[START EXTRACTED DATA]

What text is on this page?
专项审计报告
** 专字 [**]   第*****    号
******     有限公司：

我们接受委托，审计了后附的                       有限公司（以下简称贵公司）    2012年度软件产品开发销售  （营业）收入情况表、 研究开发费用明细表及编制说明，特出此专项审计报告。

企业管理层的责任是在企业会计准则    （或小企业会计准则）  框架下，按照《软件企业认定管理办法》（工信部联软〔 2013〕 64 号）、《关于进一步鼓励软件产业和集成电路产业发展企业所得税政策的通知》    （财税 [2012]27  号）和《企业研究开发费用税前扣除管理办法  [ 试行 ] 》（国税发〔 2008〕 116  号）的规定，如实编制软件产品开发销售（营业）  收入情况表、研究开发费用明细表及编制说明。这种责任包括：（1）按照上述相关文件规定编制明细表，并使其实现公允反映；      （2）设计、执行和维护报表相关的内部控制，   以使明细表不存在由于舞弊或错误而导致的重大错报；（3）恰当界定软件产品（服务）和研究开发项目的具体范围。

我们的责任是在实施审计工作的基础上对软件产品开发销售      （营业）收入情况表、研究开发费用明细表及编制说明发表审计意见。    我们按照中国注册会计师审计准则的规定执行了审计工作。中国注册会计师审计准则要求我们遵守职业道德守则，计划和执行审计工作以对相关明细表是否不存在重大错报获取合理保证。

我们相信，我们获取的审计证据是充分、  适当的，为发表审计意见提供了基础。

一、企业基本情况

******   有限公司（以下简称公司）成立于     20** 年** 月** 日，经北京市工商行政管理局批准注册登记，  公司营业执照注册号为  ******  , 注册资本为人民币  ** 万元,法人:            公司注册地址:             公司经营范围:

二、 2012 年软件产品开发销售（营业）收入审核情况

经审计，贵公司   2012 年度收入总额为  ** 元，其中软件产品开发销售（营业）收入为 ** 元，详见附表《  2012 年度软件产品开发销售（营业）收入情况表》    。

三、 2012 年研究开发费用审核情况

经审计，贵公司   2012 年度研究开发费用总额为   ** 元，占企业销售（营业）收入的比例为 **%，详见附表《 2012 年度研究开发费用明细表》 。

[END EXTRACTED DATA]

YOUR OBJECTIVE:
Print every record exactly as it was given.

RESULT OF THIS EXERCISE:
What text is on this page?
专项审计报告
** 专字 [**]   第*****    号
******     有限公司：

我们接受委托，审计了后附的                       有限公司（以下简称贵公司）    2012年度软件产品开发销售  （营业）收入情况表、 研究开发费用明细表及编制说明，特出此专项审计报告。

企业管理层的责任是在企业会计准则    （或小企业会计准则）  框架下，按照《软件企业认定管理办法》（工信部联软〔 2013〕 64 号）、《关于进一步鼓励软件产业和集成电路产业发展企业所得税政策的通知》    （财税 [2012]27  号）和《企业研究开发费用税前扣除管理办法  [ 试行 ] 》（国税发〔 2008〕 116  号）的规定，如实编制软件产品开发销售（营业）  收入情况表、研究开发费用明细表及编制说明。这种责任包括：（1）按照上述相关文件规定编制明细表，并使其实现公允反映；      （2）设计、执行和维护报表相关的内部控制，   以使明细表不存在由于舞弊或错误而导致的重大错报；（3）恰当界定软件产品（服务）和研究开发项目的具体范围。

我们的责任是在实施审计工作的基础上对软件产品开发销售      （营业）收入情况表、研究开发费用明细表及编制说明发表审计意见。    我们按照中国注册会计师审计准则的规定执行了审计工作。中国注册会计师审计准则要求我们遵守职业道德守则，计划和执行审计工作以对相关明细表是否不存在重大错报获取合理保证。

我们相信，我们获取的审计证据是充分、  适当的，为发表审计意见提供了基础。

一、企业基本情况

******   有限公司（以下简称公司）成立于     20** 年** 月** 日，经北京市工商行政管理局批准注册登记，  公司营业执照注册号为  ******  , 注册资本为人民币  ** 万元,法人:            公司注册地址:             公司经营范围:

二、 2012 年软件产品开发销售（营业）收入审核情况

经审计，贵公司   2012 年度收入总额为  ** 元，其中软件产品开发销售（营业）收入为 ** 元，详见附表《  2012 年度软件产品开发销售（营业）收入情况表》    。

三、 2012 年研究开发费用审核情况

经审计，贵公司   2012 年度研究开发费用总额为   ** 元，占企业销售（营业）收入的比例为 **%，详见附表《 2012 年度研究开发费用明细表》 。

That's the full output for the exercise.